__Short task__. Skip any picture you find and retype all the remaining lines exactly.

__Data in this exercise__.

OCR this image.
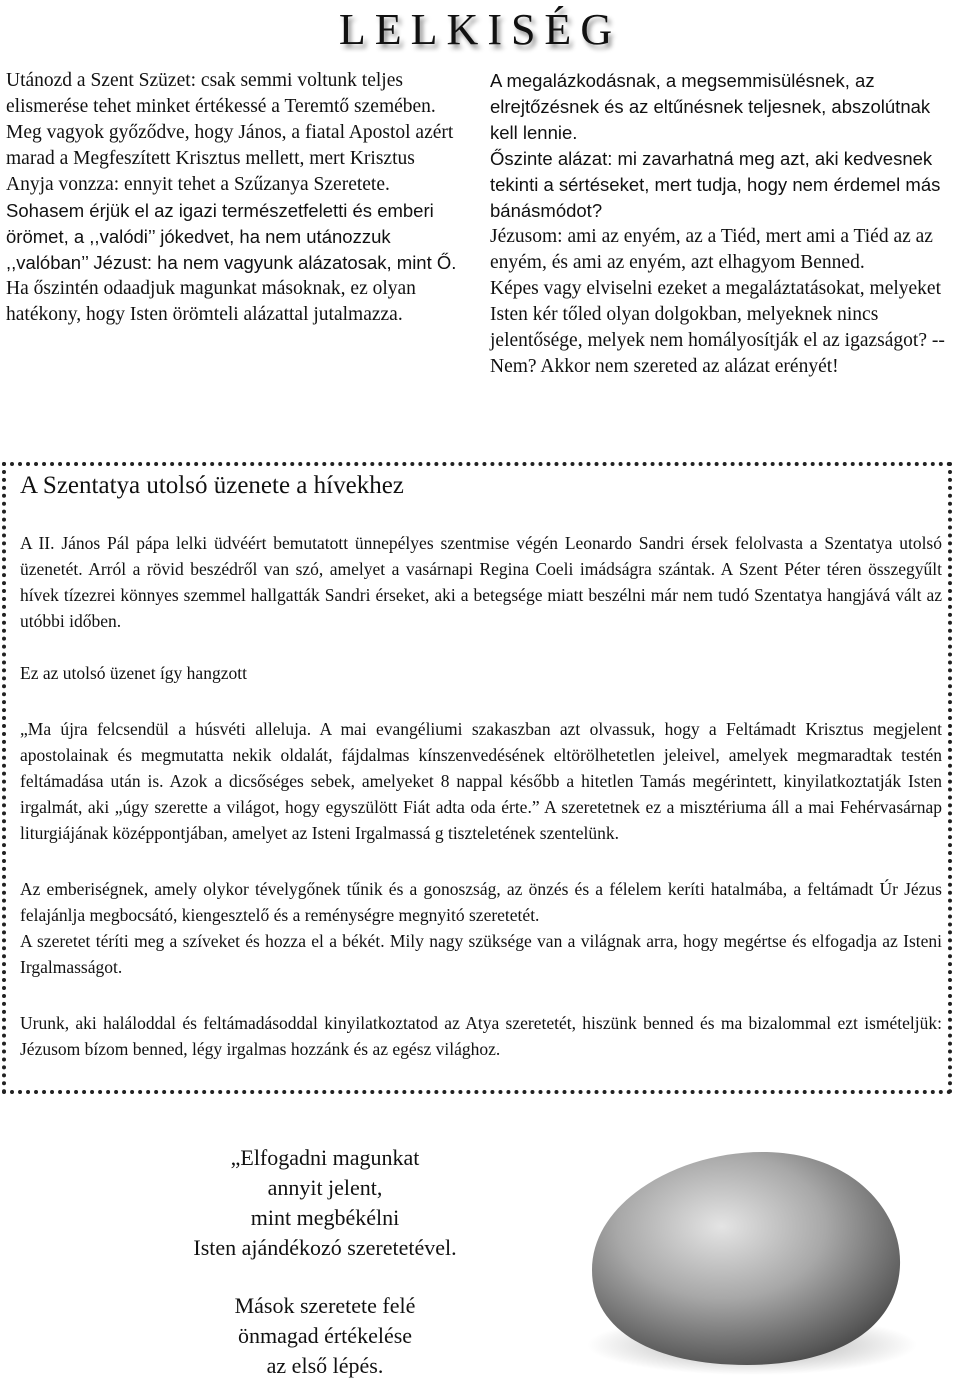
LELKISÉG

Utánozd a Szent Szüzet: csak semmi voltunk teljes elismerése tehet minket értékessé a Teremtő szemében.

Meg vagyok győződve, hogy János, a fiatal Apostol azért marad a Megfeszített Krisztus mellett, mert Krisztus Anyja vonzza: ennyit tehet a Szűzanya Szeretete.

Sohasem érjük el az igazi természetfeletti és emberi örömet, a ,,valódi’’ jókedvet, ha nem utánozzuk ,,valóban’’ Jézust: ha nem vagyunk alázatosak, mint Ő.

Ha őszintén odaadjuk magunkat másoknak, ez olyan hatékony, hogy Isten örömteli alázattal jutalmazza.

A megalázkodásnak, a megsemmisülésnek, az elrejtőzésnek és az eltűnésnek teljesnek, abszolútnak kell lennie.

Őszinte alázat: mi zavarhatná meg azt, aki kedvesnek tekinti a sértéseket, mert tudja, hogy nem érdemel más bánásmódot?

Jézusom: ami az enyém, az a Tiéd, mert ami a Tiéd az az enyém, és ami az enyém, azt elhagyom Benned.

Képes vagy elviselni ezeket a megaláztatásokat, melyeket Isten kér tőled olyan dolgokban, melyeknek nincs jelentősége, melyek nem homályosítják el az igazságot? -- Nem? Akkor nem szereted az alázat erényét!

A Szentatya utolsó üzenete a hívekhez

A II. János Pál pápa lelki üdvéért bemutatott ünnepélyes szentmise végén Leonardo Sandri érsek felolvasta a Szentatya utolsó üzenetét. Arról a rövid beszédről van szó, amelyet a vasárnapi Regina Coeli imádságra szántak. A Szent Péter téren összegyűlt hívek tízezrei könnyes szemmel hallgatták Sandri érseket, aki a betegsége miatt beszélni már nem tudó Szentatya hangjává vált az utóbbi időben.

Ez az utolsó üzenet így hangzott

„Ma újra felcsendül a húsvéti alleluja. A mai evangéliumi szakaszban azt olvassuk, hogy a Feltámadt Krisztus megjelent apostolainak és megmutatta nekik oldalát, fájdalmas kínszenvedésének eltörölhetetlen jeleivel, amelyek megmaradtak testén feltámadása után is. Azok a dicsőséges sebek, amelyeket 8 nappal később a hitetlen Tamás megérintett, kinyilatkoztatják Isten irgalmát, aki „úgy szerette a világot, hogy egyszülött Fiát adta oda érte.” A szeretetnek ez a misztériuma áll a mai Fehérvasárnap liturgiájának középpontjában, amelyet az Isteni Irgalmassá g tiszteletének szentelünk.

Az emberiségnek, amely olykor tévelygőnek tűnik és a gonoszság, az önzés és a félelem keríti hatalmába, a feltámadt Úr Jézus felajánlja megbocsátó, kiengesztelő és a reménységre megnyitó szeretetét.

A szeretet téríti meg a szíveket és hozza el a békét. Mily nagy szüksége van a világnak arra, hogy megértse és elfogadja az Isteni Irgalmasságot.

Urunk, aki haláloddal és feltámadásoddal kinyilatkoztatod az Atya szeretetét, hiszünk benned és ma bizalommal ezt ismételjük: Jézusom bízom benned, légy irgalmas hozzánk és az egész világhoz.

„Elfogadni magunkat

annyit jelent,

mint megbékélni

Isten ajándékozó szeretetével.

Mások szeretete felé

önmagad értékelése

az első lépés.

__Result below__.
OCR this image.
LELKISÉG

Utánozd a Szent Szüzet: csak semmi voltunk teljes elismerése tehet minket értékessé a Teremtő szemében.

Meg vagyok győződve, hogy János, a fiatal Apostol azért marad a Megfeszített Krisztus mellett, mert Krisztus Anyja vonzza: ennyit tehet a Szűzanya Szeretete.

Sohasem érjük el az igazi természetfeletti és emberi örömet, a ,,valódi’’ jókedvet, ha nem utánozzuk ,,valóban’’ Jézust: ha nem vagyunk alázatosak, mint Ő.

Ha őszintén odaadjuk magunkat másoknak, ez olyan hatékony, hogy Isten örömteli alázattal jutalmazza.

A megalázkodásnak, a megsemmisülésnek, az elrejtőzésnek és az eltűnésnek teljesnek, abszolútnak kell lennie.

Őszinte alázat: mi zavarhatná meg azt, aki kedvesnek tekinti a sértéseket, mert tudja, hogy nem érdemel más bánásmódot?

Jézusom: ami az enyém, az a Tiéd, mert ami a Tiéd az az enyém, és ami az enyém, azt elhagyom Benned.

Képes vagy elviselni ezeket a megaláztatásokat, melyeket Isten kér tőled olyan dolgokban, melyeknek nincs jelentősége, melyek nem homályosítják el az igazságot? -- Nem? Akkor nem szereted az alázat erényét!

A Szentatya utolsó üzenete a hívekhez

A II. János Pál pápa lelki üdvéért bemutatott ünnepélyes szentmise végén Leonardo Sandri érsek felolvasta a Szentatya utolsó üzenetét. Arról a rövid beszédről van szó, amelyet a vasárnapi Regina Coeli imádságra szántak. A Szent Péter téren összegyűlt hívek tízezrei könnyes szemmel hallgatták Sandri érseket, aki a betegsége miatt beszélni már nem tudó Szentatya hangjává vált az utóbbi időben.

Ez az utolsó üzenet így hangzott

„Ma újra felcsendül a húsvéti alleluja. A mai evangéliumi szakaszban azt olvassuk, hogy a Feltámadt Krisztus megjelent apostolainak és megmutatta nekik oldalát, fájdalmas kínszenvedésének eltörölhetetlen jeleivel, amelyek megmaradtak testén feltámadása után is. Azok a dicsőséges sebek, amelyeket 8 nappal később a hitetlen Tamás megérintett, kinyilatkoztatják Isten irgalmát, aki „úgy szerette a világot, hogy egyszülött Fiát adta oda érte.” A szeretetnek ez a misztériuma áll a mai Fehérvasárnap liturgiájának középpontjában, amelyet az Isteni Irgalmassá g tiszteletének szentelünk.

Az emberiségnek, amely olykor tévelygőnek tűnik és a gonoszság, az önzés és a félelem keríti hatalmába, a feltámadt Úr Jézus felajánlja megbocsátó, kiengesztelő és a reménységre megnyitó szeretetét.

A szeretet téríti meg a szíveket és hozza el a békét. Mily nagy szüksége van a világnak arra, hogy megértse és elfogadja az Isteni Irgalmasságot.

Urunk, aki haláloddal és feltámadásoddal kinyilatkoztatod az Atya szeretetét, hiszünk benned és ma bizalommal ezt ismételjük: Jézusom bízom benned, légy irgalmas hozzánk és az egész világhoz.

„Elfogadni magunkat

annyit jelent,

mint megbékélni

Isten ajándékozó szeretetével.

Mások szeretete felé

önmagad értékelése

az első lépés.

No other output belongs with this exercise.